[DATASET ENTRIES]

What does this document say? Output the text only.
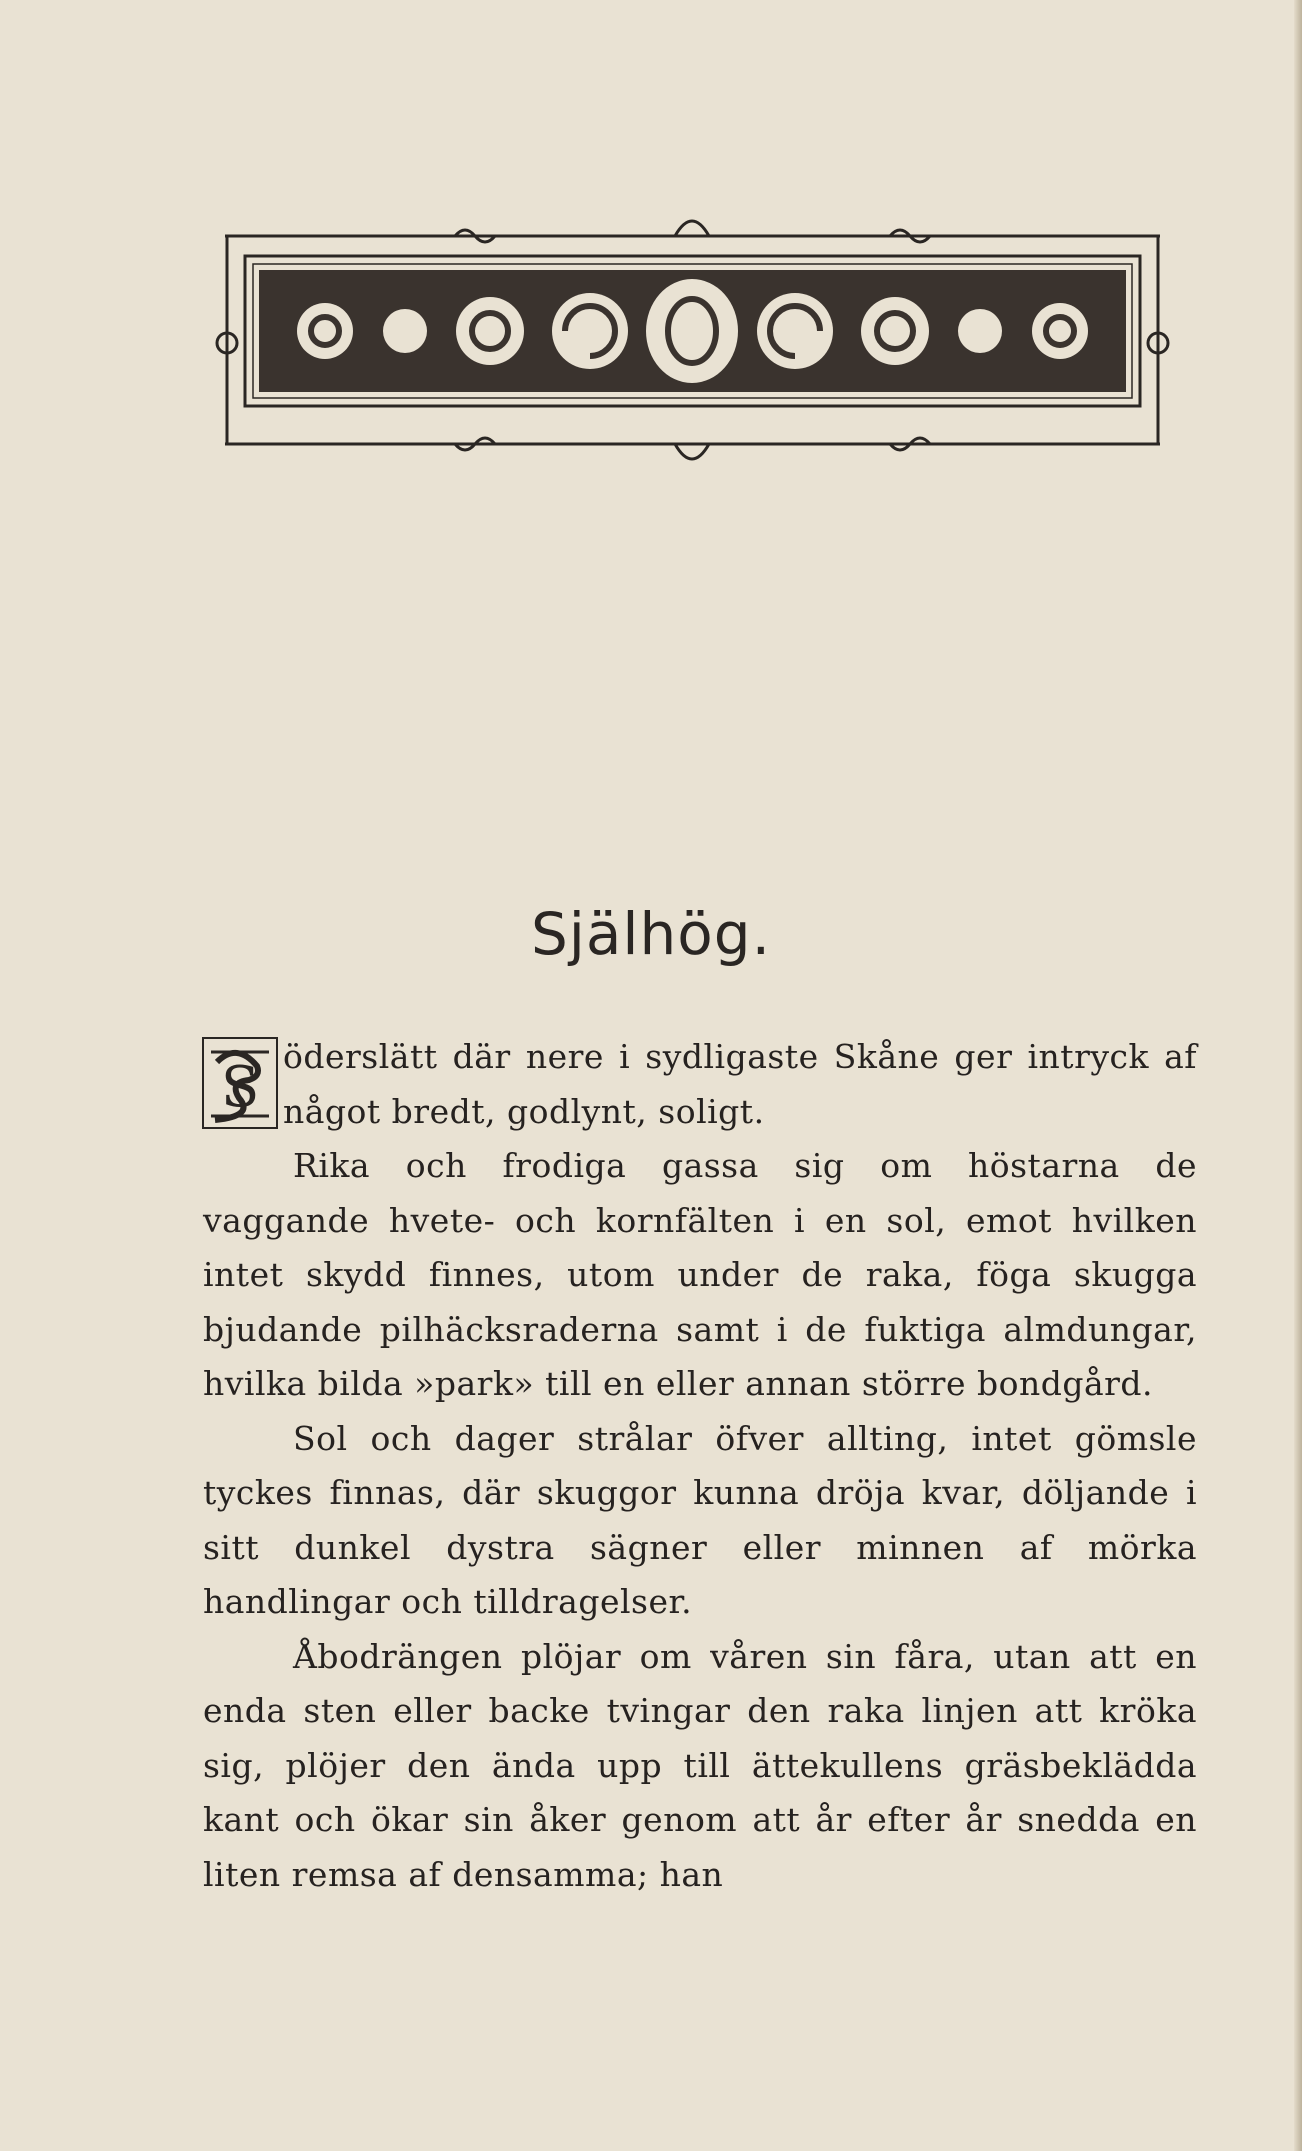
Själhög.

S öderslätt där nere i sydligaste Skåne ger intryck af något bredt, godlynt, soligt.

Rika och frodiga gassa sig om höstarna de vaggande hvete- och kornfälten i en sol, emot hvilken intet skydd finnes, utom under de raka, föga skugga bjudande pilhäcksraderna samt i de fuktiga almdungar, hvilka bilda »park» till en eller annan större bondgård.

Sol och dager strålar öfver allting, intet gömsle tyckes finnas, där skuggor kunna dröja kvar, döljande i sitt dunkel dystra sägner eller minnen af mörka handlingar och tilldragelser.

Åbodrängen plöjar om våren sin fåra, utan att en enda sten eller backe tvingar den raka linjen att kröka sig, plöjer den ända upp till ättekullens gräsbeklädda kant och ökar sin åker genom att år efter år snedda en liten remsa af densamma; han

[/DATASET ENTRIES]
[DATASET ENTRIES]

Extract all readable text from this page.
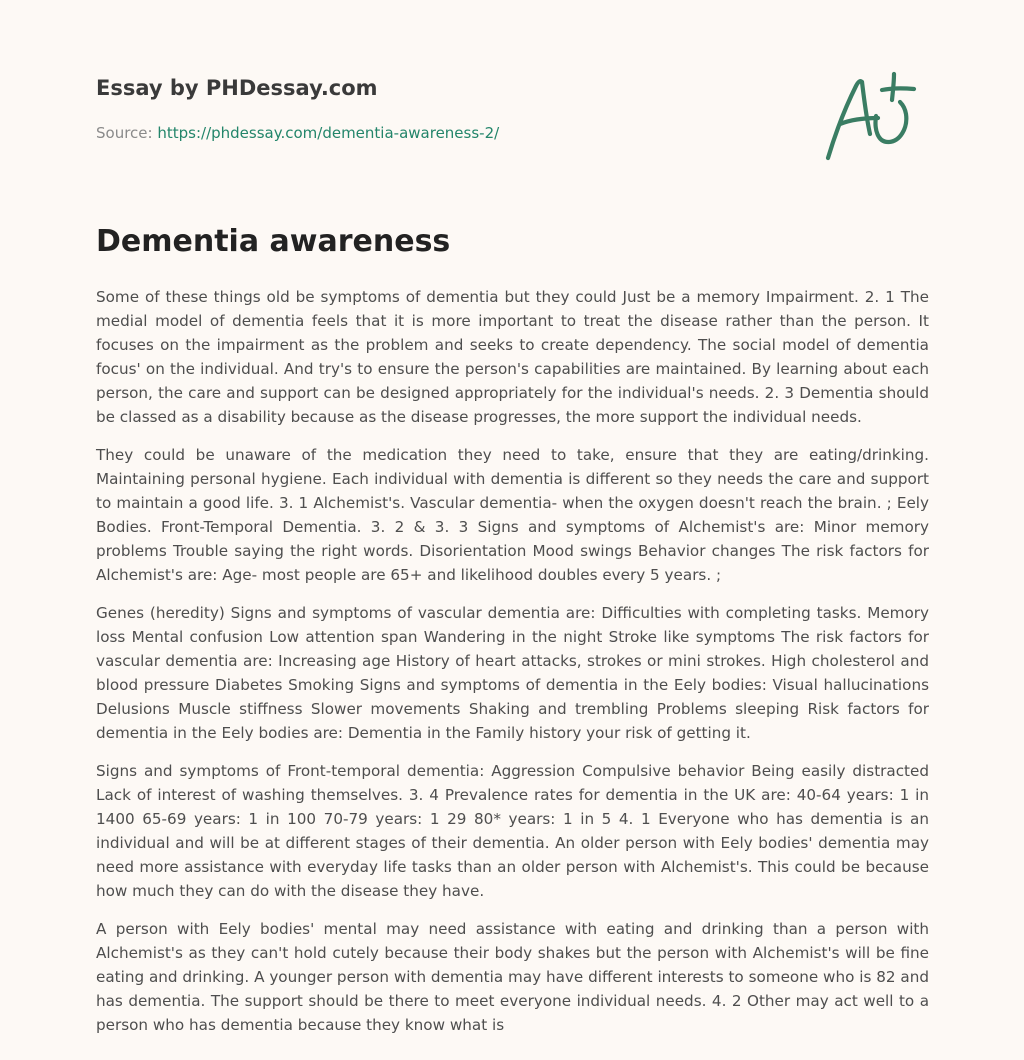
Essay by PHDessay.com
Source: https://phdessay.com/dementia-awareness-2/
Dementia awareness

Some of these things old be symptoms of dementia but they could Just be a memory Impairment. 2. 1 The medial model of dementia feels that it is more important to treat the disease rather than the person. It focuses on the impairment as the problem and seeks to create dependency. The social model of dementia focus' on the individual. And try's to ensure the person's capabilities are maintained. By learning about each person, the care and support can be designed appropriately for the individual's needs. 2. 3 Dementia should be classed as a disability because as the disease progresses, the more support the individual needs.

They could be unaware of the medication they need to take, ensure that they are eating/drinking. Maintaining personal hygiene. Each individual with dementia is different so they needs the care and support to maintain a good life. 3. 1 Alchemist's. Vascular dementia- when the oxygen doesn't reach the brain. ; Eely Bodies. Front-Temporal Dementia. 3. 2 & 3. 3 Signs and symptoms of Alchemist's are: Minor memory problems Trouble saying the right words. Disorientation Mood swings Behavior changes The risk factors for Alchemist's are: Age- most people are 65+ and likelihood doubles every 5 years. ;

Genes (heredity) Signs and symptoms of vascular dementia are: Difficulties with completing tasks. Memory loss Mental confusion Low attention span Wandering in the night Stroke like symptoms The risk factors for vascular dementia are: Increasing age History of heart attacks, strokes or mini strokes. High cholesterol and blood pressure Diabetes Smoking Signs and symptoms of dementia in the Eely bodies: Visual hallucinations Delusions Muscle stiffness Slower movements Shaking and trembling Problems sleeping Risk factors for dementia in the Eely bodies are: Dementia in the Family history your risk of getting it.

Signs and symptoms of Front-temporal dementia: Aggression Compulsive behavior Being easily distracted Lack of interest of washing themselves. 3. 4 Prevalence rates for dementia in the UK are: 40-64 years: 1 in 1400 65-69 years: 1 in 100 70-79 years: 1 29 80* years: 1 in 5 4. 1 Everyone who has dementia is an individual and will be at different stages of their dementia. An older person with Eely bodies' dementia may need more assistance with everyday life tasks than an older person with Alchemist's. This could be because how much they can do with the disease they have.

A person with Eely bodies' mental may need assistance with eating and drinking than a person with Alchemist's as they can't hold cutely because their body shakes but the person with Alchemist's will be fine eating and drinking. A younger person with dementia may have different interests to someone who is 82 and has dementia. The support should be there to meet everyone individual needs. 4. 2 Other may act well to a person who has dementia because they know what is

[/DATASET ENTRIES]

Go through the entries above and pull out each line with "awareness" in it.

**RESPONSE TO THE EXERCISE**
Source: https://phdessay.com/dementia-awareness-2/
Dementia awareness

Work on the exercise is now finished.